_What needs to be done_. Please print every record below exactly as it appears.

··· Records

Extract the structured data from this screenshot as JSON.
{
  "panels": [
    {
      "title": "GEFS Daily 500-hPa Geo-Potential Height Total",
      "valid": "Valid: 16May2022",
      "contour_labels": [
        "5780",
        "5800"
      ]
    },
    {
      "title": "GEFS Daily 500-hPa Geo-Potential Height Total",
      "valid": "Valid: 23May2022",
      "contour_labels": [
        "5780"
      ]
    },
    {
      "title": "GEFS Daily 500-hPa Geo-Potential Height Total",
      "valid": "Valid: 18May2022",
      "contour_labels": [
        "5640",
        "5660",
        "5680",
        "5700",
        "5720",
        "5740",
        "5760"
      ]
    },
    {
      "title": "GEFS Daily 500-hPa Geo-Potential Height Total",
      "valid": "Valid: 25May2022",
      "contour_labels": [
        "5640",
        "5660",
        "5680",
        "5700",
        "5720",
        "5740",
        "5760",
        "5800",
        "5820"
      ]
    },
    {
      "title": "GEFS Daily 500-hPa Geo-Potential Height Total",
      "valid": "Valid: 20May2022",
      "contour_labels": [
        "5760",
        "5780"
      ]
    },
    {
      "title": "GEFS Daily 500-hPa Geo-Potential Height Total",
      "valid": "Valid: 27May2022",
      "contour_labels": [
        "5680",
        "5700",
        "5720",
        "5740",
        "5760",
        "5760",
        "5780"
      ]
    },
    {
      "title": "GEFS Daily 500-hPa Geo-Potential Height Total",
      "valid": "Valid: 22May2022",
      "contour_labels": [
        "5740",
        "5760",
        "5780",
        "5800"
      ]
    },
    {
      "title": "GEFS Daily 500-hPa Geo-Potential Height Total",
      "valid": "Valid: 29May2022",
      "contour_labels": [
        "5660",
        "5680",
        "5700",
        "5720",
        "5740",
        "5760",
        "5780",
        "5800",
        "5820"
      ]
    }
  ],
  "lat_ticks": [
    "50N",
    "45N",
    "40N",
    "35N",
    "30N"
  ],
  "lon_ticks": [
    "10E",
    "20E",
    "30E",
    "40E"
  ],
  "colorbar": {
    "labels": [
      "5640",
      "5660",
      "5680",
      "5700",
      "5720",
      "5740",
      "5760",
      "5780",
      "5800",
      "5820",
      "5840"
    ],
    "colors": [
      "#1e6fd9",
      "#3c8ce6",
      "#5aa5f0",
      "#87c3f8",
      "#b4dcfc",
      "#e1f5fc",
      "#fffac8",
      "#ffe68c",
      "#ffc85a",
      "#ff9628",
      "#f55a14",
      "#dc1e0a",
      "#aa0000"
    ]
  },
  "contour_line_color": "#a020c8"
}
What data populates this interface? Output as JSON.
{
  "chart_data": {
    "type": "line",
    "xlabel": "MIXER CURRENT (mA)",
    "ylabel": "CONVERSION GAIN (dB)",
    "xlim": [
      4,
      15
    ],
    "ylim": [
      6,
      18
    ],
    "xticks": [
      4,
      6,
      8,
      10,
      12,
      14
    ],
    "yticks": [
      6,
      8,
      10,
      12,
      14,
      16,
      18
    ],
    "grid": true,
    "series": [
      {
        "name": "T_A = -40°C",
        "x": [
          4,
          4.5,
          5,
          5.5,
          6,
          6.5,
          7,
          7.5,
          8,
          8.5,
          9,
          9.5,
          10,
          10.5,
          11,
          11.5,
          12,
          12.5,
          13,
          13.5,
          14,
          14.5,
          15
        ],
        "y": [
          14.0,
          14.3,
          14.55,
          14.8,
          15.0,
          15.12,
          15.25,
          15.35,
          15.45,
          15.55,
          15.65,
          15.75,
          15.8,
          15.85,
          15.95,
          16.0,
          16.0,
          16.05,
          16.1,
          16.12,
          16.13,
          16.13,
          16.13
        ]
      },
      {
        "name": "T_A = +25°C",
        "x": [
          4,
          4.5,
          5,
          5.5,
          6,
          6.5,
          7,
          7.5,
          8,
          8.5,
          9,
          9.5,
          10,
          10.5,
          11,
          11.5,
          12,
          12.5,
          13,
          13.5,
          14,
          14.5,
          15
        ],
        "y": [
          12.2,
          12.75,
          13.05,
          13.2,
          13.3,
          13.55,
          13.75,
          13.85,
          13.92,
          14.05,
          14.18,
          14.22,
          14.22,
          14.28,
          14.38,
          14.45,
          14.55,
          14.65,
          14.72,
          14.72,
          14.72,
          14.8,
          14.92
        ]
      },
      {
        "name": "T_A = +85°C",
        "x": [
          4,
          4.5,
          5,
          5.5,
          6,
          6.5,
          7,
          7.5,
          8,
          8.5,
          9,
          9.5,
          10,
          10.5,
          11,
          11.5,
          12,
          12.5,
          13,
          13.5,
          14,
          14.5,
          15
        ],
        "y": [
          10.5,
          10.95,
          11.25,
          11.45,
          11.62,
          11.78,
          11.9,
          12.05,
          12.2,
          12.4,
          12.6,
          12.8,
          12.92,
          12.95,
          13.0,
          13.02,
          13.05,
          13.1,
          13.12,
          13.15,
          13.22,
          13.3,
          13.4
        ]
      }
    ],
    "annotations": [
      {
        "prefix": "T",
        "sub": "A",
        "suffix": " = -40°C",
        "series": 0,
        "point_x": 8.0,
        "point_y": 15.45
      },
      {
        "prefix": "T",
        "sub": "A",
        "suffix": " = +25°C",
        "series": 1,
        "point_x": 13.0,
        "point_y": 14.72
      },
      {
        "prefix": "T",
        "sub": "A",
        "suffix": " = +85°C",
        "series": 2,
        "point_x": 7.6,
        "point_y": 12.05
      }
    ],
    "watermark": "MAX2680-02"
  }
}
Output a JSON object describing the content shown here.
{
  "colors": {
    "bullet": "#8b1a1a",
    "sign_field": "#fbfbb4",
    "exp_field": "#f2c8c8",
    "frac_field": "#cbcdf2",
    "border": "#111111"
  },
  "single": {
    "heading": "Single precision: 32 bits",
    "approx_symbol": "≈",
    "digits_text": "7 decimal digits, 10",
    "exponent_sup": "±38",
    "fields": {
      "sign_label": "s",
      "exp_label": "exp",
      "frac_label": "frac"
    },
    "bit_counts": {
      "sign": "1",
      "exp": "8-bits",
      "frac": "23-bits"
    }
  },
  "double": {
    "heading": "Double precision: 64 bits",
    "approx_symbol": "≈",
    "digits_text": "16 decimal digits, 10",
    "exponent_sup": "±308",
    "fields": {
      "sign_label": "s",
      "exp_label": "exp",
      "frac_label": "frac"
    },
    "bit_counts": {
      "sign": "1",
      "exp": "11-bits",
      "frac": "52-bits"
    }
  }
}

······

_Exercise solution_.
Extract the structured data from this screenshot as JSON.
{
  "panels": [
    {
      "title": "GEFS Daily 500-hPa Geo-Potential Height Total",
      "valid": "Valid: 16May2022",
      "contour_labels": [
        "5780",
        "5800"
      ]
    },
    {
      "title": "GEFS Daily 500-hPa Geo-Potential Height Total",
      "valid": "Valid: 23May2022",
      "contour_labels": [
        "5780"
      ]
    },
    {
      "title": "GEFS Daily 500-hPa Geo-Potential Height Total",
      "valid": "Valid: 18May2022",
      "contour_labels": [
        "5640",
        "5660",
        "5680",
        "5700",
        "5720",
        "5740",
        "5760"
      ]
    },
    {
      "title": "GEFS Daily 500-hPa Geo-Potential Height Total",
      "valid": "Valid: 25May2022",
      "contour_labels": [
        "5640",
        "5660",
        "5680",
        "5700",
        "5720",
        "5740",
        "5760",
        "5800",
        "5820"
      ]
    },
    {
      "title": "GEFS Daily 500-hPa Geo-Potential Height Total",
      "valid": "Valid: 20May2022",
      "contour_labels": [
        "5760",
        "5780"
      ]
    },
    {
      "title": "GEFS Daily 500-hPa Geo-Potential Height Total",
      "valid": "Valid: 27May2022",
      "contour_labels": [
        "5680",
        "5700",
        "5720",
        "5740",
        "5760",
        "5760",
        "5780"
      ]
    },
    {
      "title": "GEFS Daily 500-hPa Geo-Potential Height Total",
      "valid": "Valid: 22May2022",
      "contour_labels": [
        "5740",
        "5760",
        "5780",
        "5800"
      ]
    },
    {
      "title": "GEFS Daily 500-hPa Geo-Potential Height Total",
      "valid": "Valid: 29May2022",
      "contour_labels": [
        "5660",
        "5680",
        "5700",
        "5720",
        "5740",
        "5760",
        "5780",
        "5800",
        "5820"
      ]
    }
  ],
  "lat_ticks": [
    "50N",
    "45N",
    "40N",
    "35N",
    "30N"
  ],
  "lon_ticks": [
    "10E",
    "20E",
    "30E",
    "40E"
  ],
  "colorbar": {
    "labels": [
      "5640",
      "5660",
      "5680",
      "5700",
      "5720",
      "5740",
      "5760",
      "5780",
      "5800",
      "5820",
      "5840"
    ],
    "colors": [
      "#1e6fd9",
      "#3c8ce6",
      "#5aa5f0",
      "#87c3f8",
      "#b4dcfc",
      "#e1f5fc",
      "#fffac8",
      "#ffe68c",
      "#ffc85a",
      "#ff9628",
      "#f55a14",
      "#dc1e0a",
      "#aa0000"
    ]
  },
  "contour_line_color": "#a020c8"
}
What data populates this interface? Output as JSON.
{
  "chart_data": {
    "type": "line",
    "xlabel": "MIXER CURRENT (mA)",
    "ylabel": "CONVERSION GAIN (dB)",
    "xlim": [
      4,
      15
    ],
    "ylim": [
      6,
      18
    ],
    "xticks": [
      4,
      6,
      8,
      10,
      12,
      14
    ],
    "yticks": [
      6,
      8,
      10,
      12,
      14,
      16,
      18
    ],
    "grid": true,
    "series": [
      {
        "name": "T_A = -40°C",
        "x": [
          4,
          4.5,
          5,
          5.5,
          6,
          6.5,
          7,
          7.5,
          8,
          8.5,
          9,
          9.5,
          10,
          10.5,
          11,
          11.5,
          12,
          12.5,
          13,
          13.5,
          14,
          14.5,
          15
        ],
        "y": [
          14.0,
          14.3,
          14.55,
          14.8,
          15.0,
          15.12,
          15.25,
          15.35,
          15.45,
          15.55,
          15.65,
          15.75,
          15.8,
          15.85,
          15.95,
          16.0,
          16.0,
          16.05,
          16.1,
          16.12,
          16.13,
          16.13,
          16.13
        ]
      },
      {
        "name": "T_A = +25°C",
        "x": [
          4,
          4.5,
          5,
          5.5,
          6,
          6.5,
          7,
          7.5,
          8,
          8.5,
          9,
          9.5,
          10,
          10.5,
          11,
          11.5,
          12,
          12.5,
          13,
          13.5,
          14,
          14.5,
          15
        ],
        "y": [
          12.2,
          12.75,
          13.05,
          13.2,
          13.3,
          13.55,
          13.75,
          13.85,
          13.92,
          14.05,
          14.18,
          14.22,
          14.22,
          14.28,
          14.38,
          14.45,
          14.55,
          14.65,
          14.72,
          14.72,
          14.72,
          14.8,
          14.92
        ]
      },
      {
        "name": "T_A = +85°C",
        "x": [
          4,
          4.5,
          5,
          5.5,
          6,
          6.5,
          7,
          7.5,
          8,
          8.5,
          9,
          9.5,
          10,
          10.5,
          11,
          11.5,
          12,
          12.5,
          13,
          13.5,
          14,
          14.5,
          15
        ],
        "y": [
          10.5,
          10.95,
          11.25,
          11.45,
          11.62,
          11.78,
          11.9,
          12.05,
          12.2,
          12.4,
          12.6,
          12.8,
          12.92,
          12.95,
          13.0,
          13.02,
          13.05,
          13.1,
          13.12,
          13.15,
          13.22,
          13.3,
          13.4
        ]
      }
    ],
    "annotations": [
      {
        "prefix": "T",
        "sub": "A",
        "suffix": " = -40°C",
        "series": 0,
        "point_x": 8.0,
        "point_y": 15.45
      },
      {
        "prefix": "T",
        "sub": "A",
        "suffix": " = +25°C",
        "series": 1,
        "point_x": 13.0,
        "point_y": 14.72
      },
      {
        "prefix": "T",
        "sub": "A",
        "suffix": " = +85°C",
        "series": 2,
        "point_x": 7.6,
        "point_y": 12.05
      }
    ],
    "watermark": "MAX2680-02"
  }
}
Output a JSON object describing the content shown here.
{
  "colors": {
    "bullet": "#8b1a1a",
    "sign_field": "#fbfbb4",
    "exp_field": "#f2c8c8",
    "frac_field": "#cbcdf2",
    "border": "#111111"
  },
  "single": {
    "heading": "Single precision: 32 bits",
    "approx_symbol": "≈",
    "digits_text": "7 decimal digits, 10",
    "exponent_sup": "±38",
    "fields": {
      "sign_label": "s",
      "exp_label": "exp",
      "frac_label": "frac"
    },
    "bit_counts": {
      "sign": "1",
      "exp": "8-bits",
      "frac": "23-bits"
    }
  },
  "double": {
    "heading": "Double precision: 64 bits",
    "approx_symbol": "≈",
    "digits_text": "16 decimal digits, 10",
    "exponent_sup": "±308",
    "fields": {
      "sign_label": "s",
      "exp_label": "exp",
      "frac_label": "frac"
    },
    "bit_counts": {
      "sign": "1",
      "exp": "11-bits",
      "frac": "52-bits"
    }
  }
}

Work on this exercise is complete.